Goal: Turn every line of the records below into a Markdown table with the columns Row and Line, numbering each row and skipping blank lines. Leave out the pictures.

(Box annotation records)
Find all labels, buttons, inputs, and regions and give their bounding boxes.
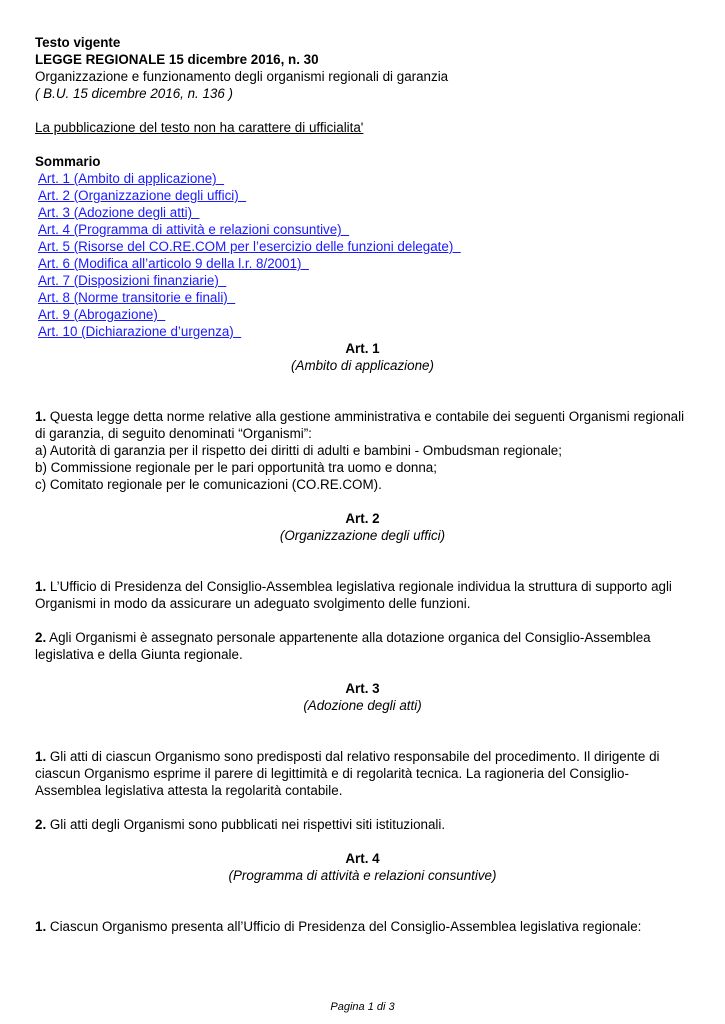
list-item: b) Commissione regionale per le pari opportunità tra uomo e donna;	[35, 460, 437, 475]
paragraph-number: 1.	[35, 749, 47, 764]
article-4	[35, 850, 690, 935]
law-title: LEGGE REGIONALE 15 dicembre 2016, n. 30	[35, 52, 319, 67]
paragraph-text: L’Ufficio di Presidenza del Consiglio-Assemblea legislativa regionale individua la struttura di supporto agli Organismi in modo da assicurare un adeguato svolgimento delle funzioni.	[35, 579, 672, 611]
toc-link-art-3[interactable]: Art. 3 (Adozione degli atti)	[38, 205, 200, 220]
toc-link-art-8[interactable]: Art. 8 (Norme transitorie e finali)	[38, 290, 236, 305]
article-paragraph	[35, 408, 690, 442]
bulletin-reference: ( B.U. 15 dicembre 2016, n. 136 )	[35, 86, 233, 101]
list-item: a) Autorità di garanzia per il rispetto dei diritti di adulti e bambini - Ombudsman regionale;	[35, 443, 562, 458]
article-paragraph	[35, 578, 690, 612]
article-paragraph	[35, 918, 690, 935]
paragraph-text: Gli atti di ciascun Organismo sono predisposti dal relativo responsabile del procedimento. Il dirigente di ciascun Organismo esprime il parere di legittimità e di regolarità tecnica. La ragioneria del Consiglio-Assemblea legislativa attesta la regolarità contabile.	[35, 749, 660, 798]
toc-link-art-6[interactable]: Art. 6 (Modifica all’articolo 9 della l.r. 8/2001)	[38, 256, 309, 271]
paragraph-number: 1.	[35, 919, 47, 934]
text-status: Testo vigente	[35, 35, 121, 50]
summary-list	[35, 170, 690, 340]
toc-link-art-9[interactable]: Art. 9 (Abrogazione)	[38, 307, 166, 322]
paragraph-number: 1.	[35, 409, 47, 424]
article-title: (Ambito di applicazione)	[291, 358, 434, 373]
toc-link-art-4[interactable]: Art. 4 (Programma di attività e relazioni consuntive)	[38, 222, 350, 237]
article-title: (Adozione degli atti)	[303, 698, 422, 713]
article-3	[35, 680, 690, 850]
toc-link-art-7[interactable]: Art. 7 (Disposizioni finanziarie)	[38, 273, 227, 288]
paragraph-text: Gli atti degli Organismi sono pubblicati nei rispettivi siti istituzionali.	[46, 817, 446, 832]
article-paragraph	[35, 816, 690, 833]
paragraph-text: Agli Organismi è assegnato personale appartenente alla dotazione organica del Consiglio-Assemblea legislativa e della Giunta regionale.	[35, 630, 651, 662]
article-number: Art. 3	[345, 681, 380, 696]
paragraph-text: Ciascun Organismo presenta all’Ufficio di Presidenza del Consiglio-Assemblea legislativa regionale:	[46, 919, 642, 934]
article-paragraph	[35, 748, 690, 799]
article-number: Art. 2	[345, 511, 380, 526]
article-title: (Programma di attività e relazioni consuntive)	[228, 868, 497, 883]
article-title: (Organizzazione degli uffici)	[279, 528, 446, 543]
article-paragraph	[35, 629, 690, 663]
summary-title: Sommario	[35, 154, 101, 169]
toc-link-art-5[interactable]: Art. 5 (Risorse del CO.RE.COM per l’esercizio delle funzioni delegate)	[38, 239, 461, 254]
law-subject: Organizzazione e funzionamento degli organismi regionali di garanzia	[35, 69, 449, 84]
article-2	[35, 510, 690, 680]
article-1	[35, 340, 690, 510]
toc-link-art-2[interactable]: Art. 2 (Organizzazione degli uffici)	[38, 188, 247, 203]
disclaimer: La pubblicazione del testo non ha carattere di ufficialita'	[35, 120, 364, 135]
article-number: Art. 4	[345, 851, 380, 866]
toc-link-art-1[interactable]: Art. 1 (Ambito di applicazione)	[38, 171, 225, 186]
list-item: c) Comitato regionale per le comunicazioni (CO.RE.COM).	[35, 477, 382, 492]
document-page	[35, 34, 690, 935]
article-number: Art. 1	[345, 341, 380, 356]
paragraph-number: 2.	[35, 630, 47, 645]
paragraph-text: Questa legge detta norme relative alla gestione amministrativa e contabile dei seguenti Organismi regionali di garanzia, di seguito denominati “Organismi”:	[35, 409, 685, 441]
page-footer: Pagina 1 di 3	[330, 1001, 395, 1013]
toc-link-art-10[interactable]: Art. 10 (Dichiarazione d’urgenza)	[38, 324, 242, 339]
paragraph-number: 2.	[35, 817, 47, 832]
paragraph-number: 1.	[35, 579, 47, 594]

Written answer:
| Row | Line |
|---|---|
| 1 | Find all labels, buttons, inputs, and regions and give their bounding boxes. |
| 2 | list-item: b) Commissione regionale per le pari opportunità tra uomo e donna;	[35, 460, 437, 475] |
| 3 | paragraph-number: 1.	[35, 749, 47, 764] |
| 4 | article-4	[35, 850, 690, 935] |
| 5 | law-title: LEGGE REGIONALE 15 dicembre 2016, n. 30	[35, 52, 319, 67] |
| 6 | paragraph-text: L’Ufficio di Presidenza del Consiglio-Assemblea legislativa regionale individua la struttura di supporto agli Organismi in modo da assicurare un adeguato svolgimento delle funzioni.	[35, 579, 672, 611] |
| 7 | toc-link-art-3[interactable]: Art. 3 (Adozione degli atti)	[38, 205, 200, 220] |
| 8 | toc-link-art-8[interactable]: Art. 8 (Norme transitorie e finali)	[38, 290, 236, 305] |
| 9 | article-paragraph	[35, 408, 690, 442] |
| 10 | bulletin-reference: ( B.U. 15 dicembre 2016, n. 136 )	[35, 86, 233, 101] |
| 11 | list-item: a) Autorità di garanzia per il rispetto dei diritti di adulti e bambini - Ombudsman regionale;	[35, 443, 562, 458] |
| 12 | article-paragraph	[35, 578, 690, 612] |
| 13 | article-paragraph	[35, 918, 690, 935] |
| 14 | paragraph-text: Gli atti di ciascun Organismo sono predisposti dal relativo responsabile del procedimento. Il dirigente di ciascun Organismo esprime il parere di legittimità e di regolarità tecnica. La ragioneria del Consiglio-Assemblea legislativa attesta la regolarità contabile.	[35, 749, 660, 798] |
| 15 | toc-link-art-6[interactable]: Art. 6 (Modifica all’articolo 9 della l.r. 8/2001)	[38, 256, 309, 271] |
| 16 | paragraph-number: 1.	[35, 919, 47, 934] |
| 17 | text-status: Testo vigente	[35, 35, 121, 50] |
| 18 | summary-list	[35, 170, 690, 340] |
| 19 | toc-link-art-9[interactable]: Art. 9 (Abrogazione)	[38, 307, 166, 322] |
| 20 | paragraph-number: 1.	[35, 409, 47, 424] |
| 21 | article-title: (Ambito di applicazione)	[291, 358, 434, 373] |
| 22 | toc-link-art-4[interactable]: Art. 4 (Programma di attività e relazioni consuntive)	[38, 222, 350, 237] |
| 23 | article-title: (Adozione degli atti)	[303, 698, 422, 713] |
| 24 | article-3	[35, 680, 690, 850] |
| 25 | toc-link-art-7[interactable]: Art. 7 (Disposizioni finanziarie)	[38, 273, 227, 288] |
| 26 | paragraph-text: Gli atti degli Organismi sono pubblicati nei rispettivi siti istituzionali.	[46, 817, 446, 832] |
| 27 | article-paragraph	[35, 816, 690, 833] |
| 28 | paragraph-text: Agli Organismi è assegnato personale appartenente alla dotazione organica del Consiglio-Assemblea legislativa e della Giunta regionale.	[35, 630, 651, 662] |
| 29 | article-number: Art. 3	[345, 681, 380, 696] |
| 30 | paragraph-text: Ciascun Organismo presenta all’Ufficio di Presidenza del Consiglio-Assemblea legislativa regionale:	[46, 919, 642, 934] |
| 31 | article-paragraph	[35, 748, 690, 799] |
| 32 | article-number: Art. 2	[345, 511, 380, 526] |
| 33 | article-title: (Programma di attività e relazioni consuntive)	[228, 868, 497, 883] |
| 34 | article-title: (Organizzazione degli uffici)	[279, 528, 446, 543] |
| 35 | article-paragraph	[35, 629, 690, 663] |
| 36 | summary-title: Sommario	[35, 154, 101, 169] |
| 37 | toc-link-art-5[interactable]: Art. 5 (Risorse del CO.RE.COM per l’esercizio delle funzioni delegate)	[38, 239, 461, 254] |
| 38 | law-subject: Organizzazione e funzionamento degli organismi regionali di garanzia	[35, 69, 449, 84] |
| 39 | article-2	[35, 510, 690, 680] |
| 40 | article-1	[35, 340, 690, 510] |
| 41 | toc-link-art-2[interactable]: Art. 2 (Organizzazione degli uffici)	[38, 188, 247, 203] |
| 42 | disclaimer: La pubblicazione del testo non ha carattere di ufficialita'	[35, 120, 364, 135] |
| 43 | article-number: Art. 4	[345, 851, 380, 866] |
| 44 | toc-link-art-1[interactable]: Art. 1 (Ambito di applicazione)	[38, 171, 225, 186] |
| 45 | list-item: c) Comitato regionale per le comunicazioni (CO.RE.COM).	[35, 477, 382, 492] |
| 46 | document-page	[35, 34, 690, 935] |
| 47 | article-number: Art. 1	[345, 341, 380, 356] |
| 48 | paragraph-number: 2.	[35, 630, 47, 645] |
| 49 | paragraph-text: Questa legge detta norme relative alla gestione amministrativa e contabile dei seguenti Organismi regionali di garanzia, di seguito denominati “Organismi”:	[35, 409, 685, 441] |
| 50 | page-footer: Pagina 1 di 3	[330, 1001, 395, 1013] |
| 51 | toc-link-art-10[interactable]: Art. 10 (Dichiarazione d’urgenza)	[38, 324, 242, 339] |
| 52 | paragraph-number: 2.	[35, 817, 47, 832] |
| 53 | paragraph-number: 1.	[35, 579, 47, 594] |